> _TASK PROMPT_
Review the material and extract every line in which the word "合同签约时间" occurs.

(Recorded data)
------------------------------

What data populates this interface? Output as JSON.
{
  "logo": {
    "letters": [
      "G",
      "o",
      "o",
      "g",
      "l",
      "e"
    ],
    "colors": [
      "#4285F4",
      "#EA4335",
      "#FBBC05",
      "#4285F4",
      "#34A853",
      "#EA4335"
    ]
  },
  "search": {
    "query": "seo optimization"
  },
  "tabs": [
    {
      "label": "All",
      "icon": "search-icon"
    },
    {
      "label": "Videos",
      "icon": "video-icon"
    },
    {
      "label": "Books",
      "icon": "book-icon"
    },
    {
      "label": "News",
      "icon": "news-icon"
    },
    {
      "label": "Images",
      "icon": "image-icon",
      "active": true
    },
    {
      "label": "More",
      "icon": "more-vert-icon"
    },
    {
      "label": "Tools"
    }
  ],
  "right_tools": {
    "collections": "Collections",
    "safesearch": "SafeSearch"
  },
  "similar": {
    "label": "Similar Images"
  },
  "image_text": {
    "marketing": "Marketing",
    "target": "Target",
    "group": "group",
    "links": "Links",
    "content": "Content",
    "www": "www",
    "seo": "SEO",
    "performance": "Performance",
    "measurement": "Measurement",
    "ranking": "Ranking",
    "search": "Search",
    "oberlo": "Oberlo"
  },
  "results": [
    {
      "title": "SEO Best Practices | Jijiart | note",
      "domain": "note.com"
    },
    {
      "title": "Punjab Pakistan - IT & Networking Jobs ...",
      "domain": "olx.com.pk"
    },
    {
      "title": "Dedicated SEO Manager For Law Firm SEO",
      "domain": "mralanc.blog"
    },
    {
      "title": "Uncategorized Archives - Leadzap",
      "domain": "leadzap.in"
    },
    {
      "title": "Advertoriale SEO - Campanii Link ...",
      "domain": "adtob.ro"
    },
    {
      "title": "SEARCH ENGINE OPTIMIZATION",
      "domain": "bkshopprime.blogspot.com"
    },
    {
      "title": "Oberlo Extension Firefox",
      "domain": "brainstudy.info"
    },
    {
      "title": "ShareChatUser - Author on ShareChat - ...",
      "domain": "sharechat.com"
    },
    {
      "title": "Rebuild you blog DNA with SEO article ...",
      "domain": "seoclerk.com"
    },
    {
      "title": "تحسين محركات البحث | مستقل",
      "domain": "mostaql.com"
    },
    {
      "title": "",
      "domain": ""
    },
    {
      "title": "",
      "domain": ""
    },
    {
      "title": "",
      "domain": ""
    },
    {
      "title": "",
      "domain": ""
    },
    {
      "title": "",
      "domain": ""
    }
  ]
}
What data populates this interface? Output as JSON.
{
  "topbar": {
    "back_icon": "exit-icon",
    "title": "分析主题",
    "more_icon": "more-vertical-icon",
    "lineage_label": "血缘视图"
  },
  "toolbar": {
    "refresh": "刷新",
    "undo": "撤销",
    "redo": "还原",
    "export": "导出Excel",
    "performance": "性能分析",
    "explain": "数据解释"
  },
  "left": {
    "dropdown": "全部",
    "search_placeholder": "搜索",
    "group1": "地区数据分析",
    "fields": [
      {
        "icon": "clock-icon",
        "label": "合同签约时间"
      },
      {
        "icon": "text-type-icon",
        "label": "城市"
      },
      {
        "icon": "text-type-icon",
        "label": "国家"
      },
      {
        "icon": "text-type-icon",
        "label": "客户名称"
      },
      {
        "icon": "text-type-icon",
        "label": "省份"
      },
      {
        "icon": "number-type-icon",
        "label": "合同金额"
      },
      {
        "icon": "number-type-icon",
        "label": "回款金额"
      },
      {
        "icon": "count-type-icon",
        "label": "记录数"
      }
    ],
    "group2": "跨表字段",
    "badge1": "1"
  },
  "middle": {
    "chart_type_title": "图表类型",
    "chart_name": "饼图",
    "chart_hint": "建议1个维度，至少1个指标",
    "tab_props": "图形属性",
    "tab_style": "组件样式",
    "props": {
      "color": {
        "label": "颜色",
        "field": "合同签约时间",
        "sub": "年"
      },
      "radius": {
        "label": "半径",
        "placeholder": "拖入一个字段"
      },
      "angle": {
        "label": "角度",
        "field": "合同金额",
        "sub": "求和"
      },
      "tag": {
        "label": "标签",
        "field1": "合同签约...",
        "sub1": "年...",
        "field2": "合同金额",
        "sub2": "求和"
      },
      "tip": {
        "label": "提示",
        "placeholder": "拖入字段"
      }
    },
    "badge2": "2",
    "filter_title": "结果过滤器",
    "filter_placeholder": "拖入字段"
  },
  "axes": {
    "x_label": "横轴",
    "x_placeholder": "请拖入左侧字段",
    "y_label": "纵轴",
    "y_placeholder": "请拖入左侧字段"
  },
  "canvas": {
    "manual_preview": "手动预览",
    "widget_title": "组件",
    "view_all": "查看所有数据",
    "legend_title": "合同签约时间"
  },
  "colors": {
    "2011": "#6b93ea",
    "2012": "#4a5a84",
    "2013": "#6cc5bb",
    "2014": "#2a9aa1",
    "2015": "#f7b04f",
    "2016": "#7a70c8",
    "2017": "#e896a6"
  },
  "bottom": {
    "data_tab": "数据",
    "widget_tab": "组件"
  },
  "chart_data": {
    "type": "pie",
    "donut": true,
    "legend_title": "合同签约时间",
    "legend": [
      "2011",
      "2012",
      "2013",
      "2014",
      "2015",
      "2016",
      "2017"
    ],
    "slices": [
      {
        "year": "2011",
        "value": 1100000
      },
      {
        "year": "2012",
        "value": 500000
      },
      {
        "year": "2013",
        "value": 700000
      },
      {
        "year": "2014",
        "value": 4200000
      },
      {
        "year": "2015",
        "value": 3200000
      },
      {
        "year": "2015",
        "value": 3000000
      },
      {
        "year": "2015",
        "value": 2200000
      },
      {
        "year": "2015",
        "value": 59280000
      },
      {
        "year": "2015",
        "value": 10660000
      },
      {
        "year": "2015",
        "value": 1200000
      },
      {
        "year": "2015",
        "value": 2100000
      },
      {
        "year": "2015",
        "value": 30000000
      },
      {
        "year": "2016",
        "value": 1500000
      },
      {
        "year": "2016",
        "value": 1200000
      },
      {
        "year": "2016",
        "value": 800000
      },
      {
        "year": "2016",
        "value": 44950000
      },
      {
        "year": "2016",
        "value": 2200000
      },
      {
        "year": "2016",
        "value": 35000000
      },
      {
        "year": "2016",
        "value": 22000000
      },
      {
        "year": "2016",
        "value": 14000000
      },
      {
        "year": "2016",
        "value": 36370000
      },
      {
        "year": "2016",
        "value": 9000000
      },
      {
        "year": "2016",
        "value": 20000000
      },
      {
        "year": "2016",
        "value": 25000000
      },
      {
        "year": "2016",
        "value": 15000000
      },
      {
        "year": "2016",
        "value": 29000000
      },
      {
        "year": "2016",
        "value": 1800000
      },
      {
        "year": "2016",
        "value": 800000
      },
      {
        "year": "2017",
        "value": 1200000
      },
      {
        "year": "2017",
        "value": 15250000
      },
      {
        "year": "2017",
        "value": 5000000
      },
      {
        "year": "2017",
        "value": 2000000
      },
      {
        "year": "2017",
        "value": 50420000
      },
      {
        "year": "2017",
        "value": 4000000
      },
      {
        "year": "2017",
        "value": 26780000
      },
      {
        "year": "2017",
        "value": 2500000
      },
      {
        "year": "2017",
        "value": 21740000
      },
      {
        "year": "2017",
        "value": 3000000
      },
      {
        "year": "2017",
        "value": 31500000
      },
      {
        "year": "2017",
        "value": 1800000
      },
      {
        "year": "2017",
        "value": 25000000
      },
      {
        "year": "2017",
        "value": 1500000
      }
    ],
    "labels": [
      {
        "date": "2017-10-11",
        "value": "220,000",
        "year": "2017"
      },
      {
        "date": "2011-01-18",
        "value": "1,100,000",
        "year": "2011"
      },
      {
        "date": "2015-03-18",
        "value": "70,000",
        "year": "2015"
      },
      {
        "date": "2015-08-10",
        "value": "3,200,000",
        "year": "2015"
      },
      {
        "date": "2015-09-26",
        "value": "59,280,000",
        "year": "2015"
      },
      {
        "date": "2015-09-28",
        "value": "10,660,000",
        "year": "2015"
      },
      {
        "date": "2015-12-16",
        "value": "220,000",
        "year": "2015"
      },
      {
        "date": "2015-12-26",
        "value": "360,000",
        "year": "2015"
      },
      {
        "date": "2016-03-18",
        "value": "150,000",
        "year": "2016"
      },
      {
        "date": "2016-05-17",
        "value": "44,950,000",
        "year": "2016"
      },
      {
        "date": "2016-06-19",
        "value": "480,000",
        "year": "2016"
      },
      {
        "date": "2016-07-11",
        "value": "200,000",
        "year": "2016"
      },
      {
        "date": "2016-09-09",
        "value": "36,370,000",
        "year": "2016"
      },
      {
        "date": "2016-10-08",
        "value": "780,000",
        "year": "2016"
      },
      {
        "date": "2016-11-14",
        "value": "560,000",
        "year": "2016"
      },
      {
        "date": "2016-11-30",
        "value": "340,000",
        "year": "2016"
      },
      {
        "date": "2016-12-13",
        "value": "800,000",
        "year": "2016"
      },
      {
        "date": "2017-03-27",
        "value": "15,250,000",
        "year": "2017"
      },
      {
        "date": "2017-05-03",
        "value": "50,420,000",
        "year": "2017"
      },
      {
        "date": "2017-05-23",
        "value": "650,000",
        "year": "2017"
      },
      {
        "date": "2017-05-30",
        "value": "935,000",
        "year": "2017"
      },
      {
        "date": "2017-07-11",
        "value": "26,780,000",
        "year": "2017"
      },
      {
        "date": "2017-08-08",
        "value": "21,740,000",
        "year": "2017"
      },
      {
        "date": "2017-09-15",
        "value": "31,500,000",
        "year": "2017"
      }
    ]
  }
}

------------------------------

> _TASK SOLUTION_
        "label": "合同签约时间"
        "field": "合同签约时间",
    "legend_title": "合同签约时间"
    "legend_title": "合同签约时间",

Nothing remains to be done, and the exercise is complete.